Source records:
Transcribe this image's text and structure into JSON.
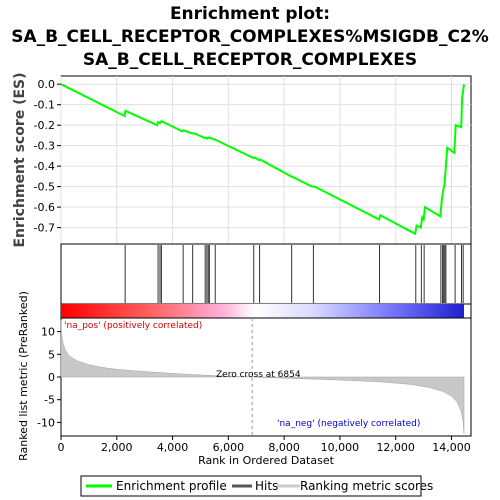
{
  "figure": {
    "title_lines": [
      "Enrichment plot:",
      "SA_B_CELL_RECEPTOR_COMPLEXES%MSIGDB_C2%",
      "SA_B_CELL_RECEPTOR_COMPLEXES"
    ]
  },
  "chart_data": {
    "type": "line",
    "x_range": [
      0,
      14700
    ],
    "es_panel": {
      "ylabel": "Enrichment score (ES)",
      "ylim": [
        -0.78,
        0.04
      ],
      "yticks": [
        0.0,
        -0.1,
        -0.2,
        -0.3,
        -0.4,
        -0.5,
        -0.6,
        -0.7
      ],
      "ytick_labels": [
        "0.0",
        "-0.1",
        "-0.2",
        "-0.3",
        "-0.4",
        "-0.5",
        "-0.6",
        "-0.7"
      ],
      "grid": true,
      "series": [
        {
          "name": "Enrichment profile",
          "color": "#00ff00",
          "x": [
            0,
            2280,
            2310,
            3450,
            3480,
            3550,
            3600,
            4350,
            4400,
            4700,
            4750,
            5150,
            5200,
            5250,
            5300,
            5500,
            5550,
            6900,
            6950,
            7100,
            7150,
            8250,
            8300,
            9000,
            9100,
            11400,
            11450,
            12700,
            12750,
            12900,
            12950,
            13000,
            13050,
            13600,
            13650,
            13700,
            13750,
            13800,
            13850,
            14100,
            14150,
            14350,
            14380,
            14450
          ],
          "y": [
            0.0,
            -0.155,
            -0.13,
            -0.2,
            -0.185,
            -0.19,
            -0.18,
            -0.23,
            -0.225,
            -0.24,
            -0.238,
            -0.262,
            -0.26,
            -0.265,
            -0.26,
            -0.27,
            -0.272,
            -0.36,
            -0.358,
            -0.37,
            -0.368,
            -0.45,
            -0.452,
            -0.5,
            -0.5,
            -0.66,
            -0.64,
            -0.73,
            -0.69,
            -0.7,
            -0.65,
            -0.66,
            -0.6,
            -0.645,
            -0.57,
            -0.52,
            -0.49,
            -0.4,
            -0.31,
            -0.335,
            -0.2,
            -0.21,
            -0.07,
            0.0
          ]
        }
      ]
    },
    "hits": {
      "name": "Hits",
      "x": [
        2300,
        3480,
        3550,
        3600,
        4380,
        4720,
        5170,
        5230,
        5280,
        5320,
        5530,
        6910,
        7120,
        8270,
        9050,
        11420,
        12720,
        12920,
        13020,
        13620,
        13680,
        13720,
        13760,
        13800,
        14130,
        14360,
        14420
      ]
    },
    "colorbar": {
      "pos_color": "#ff0000",
      "neg_color": "#0000ff",
      "mid_color": "#ffffff"
    },
    "metric_panel": {
      "name": "Ranking metric scores",
      "ylabel": "Ranked list metric (PreRanked)",
      "ylim": [
        -13,
        13
      ],
      "yticks": [
        10,
        5,
        0,
        -5,
        -10
      ],
      "ytick_labels": [
        "10",
        "5",
        "0",
        "-5",
        "-10"
      ],
      "fill_color": "#c8c8c8",
      "zero_cross": 6854,
      "curve_x": [
        0,
        20,
        60,
        150,
        300,
        600,
        1000,
        1500,
        2000,
        3000,
        4000,
        5000,
        6000,
        6854,
        7500,
        8500,
        9500,
        10500,
        11500,
        12500,
        13200,
        13700,
        14000,
        14200,
        14350,
        14420,
        14450
      ],
      "curve_y": [
        12.5,
        9.5,
        7.8,
        6.0,
        4.6,
        3.5,
        2.7,
        2.1,
        1.7,
        1.2,
        0.8,
        0.45,
        0.18,
        0.0,
        -0.15,
        -0.35,
        -0.55,
        -0.8,
        -1.1,
        -1.6,
        -2.3,
        -3.2,
        -4.2,
        -5.5,
        -7.5,
        -10.0,
        -12.5
      ]
    },
    "xlabel": "Rank in Ordered Dataset",
    "xticks": [
      0,
      2000,
      4000,
      6000,
      8000,
      10000,
      12000,
      14000
    ],
    "xtick_labels": [
      "0",
      "2,000",
      "4,000",
      "6,000",
      "8,000",
      "10,000",
      "12,000",
      "14,000"
    ],
    "annotations": {
      "pos": "'na_pos' (positively correlated)",
      "neg": "'na_neg' (negatively correlated)",
      "zero": "Zero cross at 6854"
    },
    "legend": {
      "position": "bottom",
      "items": [
        "Enrichment profile",
        "Hits",
        "Ranking metric scores"
      ]
    }
  }
}
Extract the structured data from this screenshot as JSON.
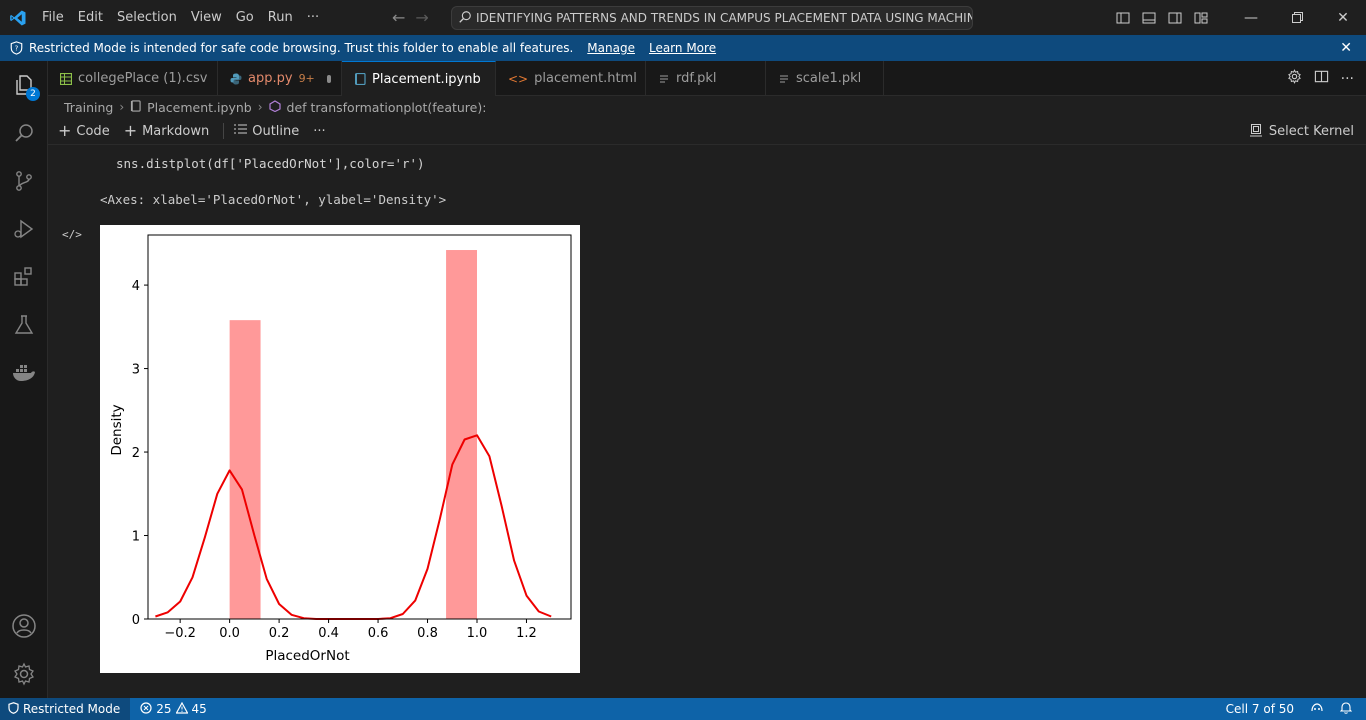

Exercise brief: Reproduce the records verbatim, omitting all images they contain.

Result:
Transcribe this image's text and structure into JSON.
{
  "figure": {
    "title_lines": [
      "Enrichment plot:",
      "SA_B_CELL_RECEPTOR_COMPLEXES%MSIGDB_C2%",
      "SA_B_CELL_RECEPTOR_COMPLEXES"
    ]
  },
  "chart_data": {
    "type": "line",
    "x_range": [
      0,
      14700
    ],
    "es_panel": {
      "ylabel": "Enrichment score (ES)",
      "ylim": [
        -0.78,
        0.04
      ],
      "yticks": [
        0.0,
        -0.1,
        -0.2,
        -0.3,
        -0.4,
        -0.5,
        -0.6,
        -0.7
      ],
      "ytick_labels": [
        "0.0",
        "-0.1",
        "-0.2",
        "-0.3",
        "-0.4",
        "-0.5",
        "-0.6",
        "-0.7"
      ],
      "grid": true,
      "series": [
        {
          "name": "Enrichment profile",
          "color": "#00ff00",
          "x": [
            0,
            2280,
            2310,
            3450,
            3480,
            3550,
            3600,
            4350,
            4400,
            4700,
            4750,
            5150,
            5200,
            5250,
            5300,
            5500,
            5550,
            6900,
            6950,
            7100,
            7150,
            8250,
            8300,
            9000,
            9100,
            11400,
            11450,
            12700,
            12750,
            12900,
            12950,
            13000,
            13050,
            13600,
            13650,
            13700,
            13750,
            13800,
            13850,
            14100,
            14150,
            14350,
            14380,
            14450
          ],
          "y": [
            0.0,
            -0.155,
            -0.13,
            -0.2,
            -0.185,
            -0.19,
            -0.18,
            -0.23,
            -0.225,
            -0.24,
            -0.238,
            -0.262,
            -0.26,
            -0.265,
            -0.26,
            -0.27,
            -0.272,
            -0.36,
            -0.358,
            -0.37,
            -0.368,
            -0.45,
            -0.452,
            -0.5,
            -0.5,
            -0.66,
            -0.64,
            -0.73,
            -0.69,
            -0.7,
            -0.65,
            -0.66,
            -0.6,
            -0.645,
            -0.57,
            -0.52,
            -0.49,
            -0.4,
            -0.31,
            -0.335,
            -0.2,
            -0.21,
            -0.07,
            0.0
          ]
        }
      ]
    },
    "hits": {
      "name": "Hits",
      "x": [
        2300,
        3480,
        3550,
        3600,
        4380,
        4720,
        5170,
        5230,
        5280,
        5320,
        5530,
        6910,
        7120,
        8270,
        9050,
        11420,
        12720,
        12920,
        13020,
        13620,
        13680,
        13720,
        13760,
        13800,
        14130,
        14360,
        14420
      ]
    },
    "colorbar": {
      "pos_color": "#ff0000",
      "neg_color": "#0000ff",
      "mid_color": "#ffffff"
    },
    "metric_panel": {
      "name": "Ranking metric scores",
      "ylabel": "Ranked list metric (PreRanked)",
      "ylim": [
        -13,
        13
      ],
      "yticks": [
        10,
        5,
        0,
        -5,
        -10
      ],
      "ytick_labels": [
        "10",
        "5",
        "0",
        "-5",
        "-10"
      ],
      "fill_color": "#c8c8c8",
      "zero_cross": 6854,
      "curve_x": [
        0,
        20,
        60,
        150,
        300,
        600,
        1000,
        1500,
        2000,
        3000,
        4000,
        5000,
        6000,
        6854,
        7500,
        8500,
        9500,
        10500,
        11500,
        12500,
        13200,
        13700,
        14000,
        14200,
        14350,
        14420,
        14450
      ],
      "curve_y": [
        12.5,
        9.5,
        7.8,
        6.0,
        4.6,
        3.5,
        2.7,
        2.1,
        1.7,
        1.2,
        0.8,
        0.45,
        0.18,
        0.0,
        -0.15,
        -0.35,
        -0.55,
        -0.8,
        -1.1,
        -1.6,
        -2.3,
        -3.2,
        -4.2,
        -5.5,
        -7.5,
        -10.0,
        -12.5
      ]
    },
    "xlabel": "Rank in Ordered Dataset",
    "xticks": [
      0,
      2000,
      4000,
      6000,
      8000,
      10000,
      12000,
      14000
    ],
    "xtick_labels": [
      "0",
      "2,000",
      "4,000",
      "6,000",
      "8,000",
      "10,000",
      "12,000",
      "14,000"
    ],
    "annotations": {
      "pos": "'na_pos' (positively correlated)",
      "neg": "'na_neg' (negatively correlated)",
      "zero": "Zero cross at 6854"
    },
    "legend": {
      "position": "bottom",
      "items": [
        "Enrichment profile",
        "Hits",
        "Ranking metric scores"
      ]
    }
  }
}
Extract the structured data from this screenshot as JSON.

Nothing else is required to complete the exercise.